Wherever the word "dart" appears in a line, extract that line.

+-------+

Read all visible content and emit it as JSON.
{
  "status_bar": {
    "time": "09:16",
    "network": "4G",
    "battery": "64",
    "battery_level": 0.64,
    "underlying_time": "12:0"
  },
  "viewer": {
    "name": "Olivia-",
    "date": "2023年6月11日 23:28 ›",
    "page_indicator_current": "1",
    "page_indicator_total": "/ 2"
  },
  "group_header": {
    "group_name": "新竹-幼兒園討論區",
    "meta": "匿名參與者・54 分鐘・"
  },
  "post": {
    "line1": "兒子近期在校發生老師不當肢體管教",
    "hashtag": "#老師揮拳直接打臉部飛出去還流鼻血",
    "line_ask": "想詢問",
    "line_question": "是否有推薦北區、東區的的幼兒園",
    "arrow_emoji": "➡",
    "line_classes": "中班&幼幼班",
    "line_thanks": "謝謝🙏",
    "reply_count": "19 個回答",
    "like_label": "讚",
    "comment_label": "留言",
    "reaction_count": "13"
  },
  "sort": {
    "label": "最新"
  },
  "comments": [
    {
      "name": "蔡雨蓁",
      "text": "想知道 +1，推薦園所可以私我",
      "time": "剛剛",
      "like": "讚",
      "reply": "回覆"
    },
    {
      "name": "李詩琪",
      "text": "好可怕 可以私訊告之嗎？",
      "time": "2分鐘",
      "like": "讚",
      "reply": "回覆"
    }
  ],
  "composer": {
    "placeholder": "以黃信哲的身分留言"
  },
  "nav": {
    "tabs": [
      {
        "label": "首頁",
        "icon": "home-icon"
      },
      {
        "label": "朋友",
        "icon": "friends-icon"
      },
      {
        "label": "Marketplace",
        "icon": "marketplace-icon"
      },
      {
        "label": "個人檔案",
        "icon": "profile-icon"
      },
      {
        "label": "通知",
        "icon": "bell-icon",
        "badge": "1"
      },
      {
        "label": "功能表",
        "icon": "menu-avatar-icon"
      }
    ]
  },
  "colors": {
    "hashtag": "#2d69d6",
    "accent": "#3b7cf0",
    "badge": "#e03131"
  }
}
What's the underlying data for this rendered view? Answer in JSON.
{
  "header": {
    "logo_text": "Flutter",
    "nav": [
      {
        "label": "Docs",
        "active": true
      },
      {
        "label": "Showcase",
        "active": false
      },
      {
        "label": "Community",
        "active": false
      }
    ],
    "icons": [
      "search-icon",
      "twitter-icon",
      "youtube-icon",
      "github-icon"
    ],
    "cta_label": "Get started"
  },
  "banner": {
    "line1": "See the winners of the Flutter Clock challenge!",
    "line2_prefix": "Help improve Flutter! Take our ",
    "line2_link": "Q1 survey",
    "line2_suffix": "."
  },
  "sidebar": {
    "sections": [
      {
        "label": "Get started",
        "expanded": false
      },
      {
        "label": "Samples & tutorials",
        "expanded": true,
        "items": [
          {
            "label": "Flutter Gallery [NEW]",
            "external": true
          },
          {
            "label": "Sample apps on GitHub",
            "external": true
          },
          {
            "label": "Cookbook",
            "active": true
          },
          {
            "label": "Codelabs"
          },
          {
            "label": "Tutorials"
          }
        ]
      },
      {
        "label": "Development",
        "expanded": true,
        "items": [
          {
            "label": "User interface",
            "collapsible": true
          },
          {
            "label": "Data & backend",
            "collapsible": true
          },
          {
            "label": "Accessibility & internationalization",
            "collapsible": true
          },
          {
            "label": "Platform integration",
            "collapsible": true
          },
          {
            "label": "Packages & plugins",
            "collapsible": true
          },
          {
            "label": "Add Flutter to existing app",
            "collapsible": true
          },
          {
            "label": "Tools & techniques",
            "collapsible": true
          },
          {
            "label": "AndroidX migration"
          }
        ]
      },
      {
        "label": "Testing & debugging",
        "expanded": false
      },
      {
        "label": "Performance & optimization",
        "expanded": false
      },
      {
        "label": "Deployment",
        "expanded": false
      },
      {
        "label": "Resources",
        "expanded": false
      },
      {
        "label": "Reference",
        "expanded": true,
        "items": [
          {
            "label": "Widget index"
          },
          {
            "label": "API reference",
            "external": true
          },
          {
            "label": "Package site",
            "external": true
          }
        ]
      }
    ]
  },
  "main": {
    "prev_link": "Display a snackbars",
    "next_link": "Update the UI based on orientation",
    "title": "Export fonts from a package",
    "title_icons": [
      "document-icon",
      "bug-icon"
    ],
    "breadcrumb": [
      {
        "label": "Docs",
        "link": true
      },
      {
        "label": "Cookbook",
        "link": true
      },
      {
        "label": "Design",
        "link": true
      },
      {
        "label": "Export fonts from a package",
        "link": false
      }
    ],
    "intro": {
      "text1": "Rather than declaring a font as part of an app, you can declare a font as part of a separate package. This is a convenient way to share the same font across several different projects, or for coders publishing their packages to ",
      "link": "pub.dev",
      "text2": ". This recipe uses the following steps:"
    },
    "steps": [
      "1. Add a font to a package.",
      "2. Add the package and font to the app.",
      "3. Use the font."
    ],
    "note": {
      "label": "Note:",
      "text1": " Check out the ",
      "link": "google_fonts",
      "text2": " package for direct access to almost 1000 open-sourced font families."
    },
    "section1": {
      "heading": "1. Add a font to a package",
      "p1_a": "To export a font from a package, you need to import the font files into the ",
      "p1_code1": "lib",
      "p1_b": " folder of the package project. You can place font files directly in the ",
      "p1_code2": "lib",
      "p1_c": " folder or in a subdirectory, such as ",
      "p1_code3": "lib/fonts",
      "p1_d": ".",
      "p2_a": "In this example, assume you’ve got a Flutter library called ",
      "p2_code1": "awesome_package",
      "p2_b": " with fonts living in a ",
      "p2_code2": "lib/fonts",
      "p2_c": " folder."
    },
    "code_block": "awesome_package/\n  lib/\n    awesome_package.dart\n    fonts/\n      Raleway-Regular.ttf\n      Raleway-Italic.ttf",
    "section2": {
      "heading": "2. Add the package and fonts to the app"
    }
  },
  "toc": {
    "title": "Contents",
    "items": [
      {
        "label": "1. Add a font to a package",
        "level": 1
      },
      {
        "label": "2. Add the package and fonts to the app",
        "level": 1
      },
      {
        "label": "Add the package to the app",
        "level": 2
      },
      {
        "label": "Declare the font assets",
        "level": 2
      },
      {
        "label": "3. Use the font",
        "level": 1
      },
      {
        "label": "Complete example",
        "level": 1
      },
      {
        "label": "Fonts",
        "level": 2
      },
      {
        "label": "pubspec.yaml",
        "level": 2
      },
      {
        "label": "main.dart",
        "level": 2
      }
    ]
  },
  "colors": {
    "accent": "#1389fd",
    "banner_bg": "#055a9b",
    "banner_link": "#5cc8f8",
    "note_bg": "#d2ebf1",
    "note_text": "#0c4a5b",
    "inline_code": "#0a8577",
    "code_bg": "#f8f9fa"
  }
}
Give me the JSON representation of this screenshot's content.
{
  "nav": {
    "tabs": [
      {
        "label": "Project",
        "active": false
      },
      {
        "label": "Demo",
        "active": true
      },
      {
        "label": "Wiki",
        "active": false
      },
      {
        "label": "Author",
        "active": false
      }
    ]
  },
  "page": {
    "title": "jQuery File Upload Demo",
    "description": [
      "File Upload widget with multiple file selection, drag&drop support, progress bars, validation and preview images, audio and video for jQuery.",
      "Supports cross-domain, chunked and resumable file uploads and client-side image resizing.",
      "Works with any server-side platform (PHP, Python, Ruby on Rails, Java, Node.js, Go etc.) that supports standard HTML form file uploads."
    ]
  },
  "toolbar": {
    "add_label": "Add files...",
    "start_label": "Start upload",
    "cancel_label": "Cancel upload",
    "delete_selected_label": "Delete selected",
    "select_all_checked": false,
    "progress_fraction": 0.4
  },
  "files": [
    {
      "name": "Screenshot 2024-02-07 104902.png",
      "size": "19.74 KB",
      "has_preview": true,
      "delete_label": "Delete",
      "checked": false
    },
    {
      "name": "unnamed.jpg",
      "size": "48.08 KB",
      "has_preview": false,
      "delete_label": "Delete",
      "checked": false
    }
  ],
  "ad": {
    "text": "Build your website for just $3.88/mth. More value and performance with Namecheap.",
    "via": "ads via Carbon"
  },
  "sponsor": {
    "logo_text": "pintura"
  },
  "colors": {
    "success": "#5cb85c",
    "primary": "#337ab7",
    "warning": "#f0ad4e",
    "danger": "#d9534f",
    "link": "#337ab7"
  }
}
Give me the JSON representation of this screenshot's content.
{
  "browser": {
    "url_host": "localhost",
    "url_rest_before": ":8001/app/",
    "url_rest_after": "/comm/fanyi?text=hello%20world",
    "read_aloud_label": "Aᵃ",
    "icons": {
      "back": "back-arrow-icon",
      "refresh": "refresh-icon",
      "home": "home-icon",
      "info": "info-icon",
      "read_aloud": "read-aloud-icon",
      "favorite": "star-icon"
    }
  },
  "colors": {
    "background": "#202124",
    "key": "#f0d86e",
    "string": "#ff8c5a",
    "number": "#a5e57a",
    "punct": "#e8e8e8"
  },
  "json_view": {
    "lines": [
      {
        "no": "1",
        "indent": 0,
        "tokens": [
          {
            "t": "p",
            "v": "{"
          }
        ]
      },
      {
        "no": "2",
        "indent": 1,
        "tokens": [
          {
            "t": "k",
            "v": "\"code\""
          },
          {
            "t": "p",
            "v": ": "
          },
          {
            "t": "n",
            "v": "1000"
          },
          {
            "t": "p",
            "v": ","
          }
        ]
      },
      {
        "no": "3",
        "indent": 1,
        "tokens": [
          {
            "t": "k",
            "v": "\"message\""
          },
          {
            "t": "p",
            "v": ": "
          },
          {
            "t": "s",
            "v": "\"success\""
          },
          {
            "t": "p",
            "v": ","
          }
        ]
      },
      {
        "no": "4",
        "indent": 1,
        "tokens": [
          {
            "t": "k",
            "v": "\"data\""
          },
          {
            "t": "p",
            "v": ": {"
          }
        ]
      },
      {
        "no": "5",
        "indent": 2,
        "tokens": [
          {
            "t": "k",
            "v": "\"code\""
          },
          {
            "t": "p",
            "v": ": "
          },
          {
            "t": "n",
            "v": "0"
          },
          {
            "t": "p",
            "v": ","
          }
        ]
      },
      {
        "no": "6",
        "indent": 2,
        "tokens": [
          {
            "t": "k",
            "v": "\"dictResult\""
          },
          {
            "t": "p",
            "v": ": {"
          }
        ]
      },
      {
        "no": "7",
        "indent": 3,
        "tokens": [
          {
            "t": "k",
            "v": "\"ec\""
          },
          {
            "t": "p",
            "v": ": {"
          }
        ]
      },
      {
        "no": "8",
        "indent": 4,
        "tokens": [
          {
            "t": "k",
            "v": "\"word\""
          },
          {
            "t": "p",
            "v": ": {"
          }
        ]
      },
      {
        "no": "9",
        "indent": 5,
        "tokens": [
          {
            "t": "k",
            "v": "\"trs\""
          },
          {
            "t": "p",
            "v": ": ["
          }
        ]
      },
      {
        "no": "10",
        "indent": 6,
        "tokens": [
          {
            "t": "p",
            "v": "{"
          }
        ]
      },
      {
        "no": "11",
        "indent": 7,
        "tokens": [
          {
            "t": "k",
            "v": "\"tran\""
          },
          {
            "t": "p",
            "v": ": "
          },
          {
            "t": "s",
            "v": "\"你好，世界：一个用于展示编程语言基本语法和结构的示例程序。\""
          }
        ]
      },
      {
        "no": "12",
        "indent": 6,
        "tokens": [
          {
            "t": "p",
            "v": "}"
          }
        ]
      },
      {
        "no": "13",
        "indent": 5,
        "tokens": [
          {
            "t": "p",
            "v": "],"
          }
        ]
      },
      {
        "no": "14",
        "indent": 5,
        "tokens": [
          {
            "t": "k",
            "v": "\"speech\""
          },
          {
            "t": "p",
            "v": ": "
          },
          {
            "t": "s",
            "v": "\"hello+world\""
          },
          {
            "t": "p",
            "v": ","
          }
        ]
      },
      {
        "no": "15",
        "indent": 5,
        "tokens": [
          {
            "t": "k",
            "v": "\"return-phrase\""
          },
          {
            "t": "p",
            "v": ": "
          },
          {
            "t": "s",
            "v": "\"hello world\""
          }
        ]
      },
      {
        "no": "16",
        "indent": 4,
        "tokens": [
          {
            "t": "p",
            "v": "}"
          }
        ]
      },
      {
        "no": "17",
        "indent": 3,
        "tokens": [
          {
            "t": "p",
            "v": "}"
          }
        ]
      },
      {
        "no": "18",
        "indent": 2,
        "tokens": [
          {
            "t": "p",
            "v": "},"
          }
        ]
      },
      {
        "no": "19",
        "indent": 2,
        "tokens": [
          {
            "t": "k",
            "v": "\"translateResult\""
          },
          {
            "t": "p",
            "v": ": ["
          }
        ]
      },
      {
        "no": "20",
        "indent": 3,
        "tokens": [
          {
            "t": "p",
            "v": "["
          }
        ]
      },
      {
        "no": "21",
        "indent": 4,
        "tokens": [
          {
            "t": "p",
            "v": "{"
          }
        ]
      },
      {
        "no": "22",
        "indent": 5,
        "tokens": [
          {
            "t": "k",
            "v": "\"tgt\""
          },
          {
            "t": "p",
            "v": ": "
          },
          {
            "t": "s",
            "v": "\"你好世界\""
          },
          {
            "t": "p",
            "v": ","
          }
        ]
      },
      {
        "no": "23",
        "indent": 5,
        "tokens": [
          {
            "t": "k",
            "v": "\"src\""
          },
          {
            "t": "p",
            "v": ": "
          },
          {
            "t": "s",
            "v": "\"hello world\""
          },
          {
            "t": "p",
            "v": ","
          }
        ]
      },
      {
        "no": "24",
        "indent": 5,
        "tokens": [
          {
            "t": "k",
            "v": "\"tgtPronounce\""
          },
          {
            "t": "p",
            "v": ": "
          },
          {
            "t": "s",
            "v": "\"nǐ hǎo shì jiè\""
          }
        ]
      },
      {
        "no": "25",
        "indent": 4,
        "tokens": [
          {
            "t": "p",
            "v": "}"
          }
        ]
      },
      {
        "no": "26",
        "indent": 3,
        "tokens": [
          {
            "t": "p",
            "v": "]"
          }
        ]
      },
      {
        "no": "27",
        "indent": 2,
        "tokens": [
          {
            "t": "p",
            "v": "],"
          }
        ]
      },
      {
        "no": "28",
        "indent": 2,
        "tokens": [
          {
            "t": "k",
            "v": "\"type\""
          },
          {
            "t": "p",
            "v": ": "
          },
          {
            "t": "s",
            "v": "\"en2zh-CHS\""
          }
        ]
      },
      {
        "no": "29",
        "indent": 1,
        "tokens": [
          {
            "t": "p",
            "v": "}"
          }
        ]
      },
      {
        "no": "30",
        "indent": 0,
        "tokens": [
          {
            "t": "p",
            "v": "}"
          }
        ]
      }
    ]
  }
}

+-------+

ANSWER:
    "code_block": "awesome_package/\n  lib/\n    awesome_package.dart\n    fonts/\n      Raleway-Regular.ttf\n      Raleway-Italic.ttf",
        "label": "main.dart",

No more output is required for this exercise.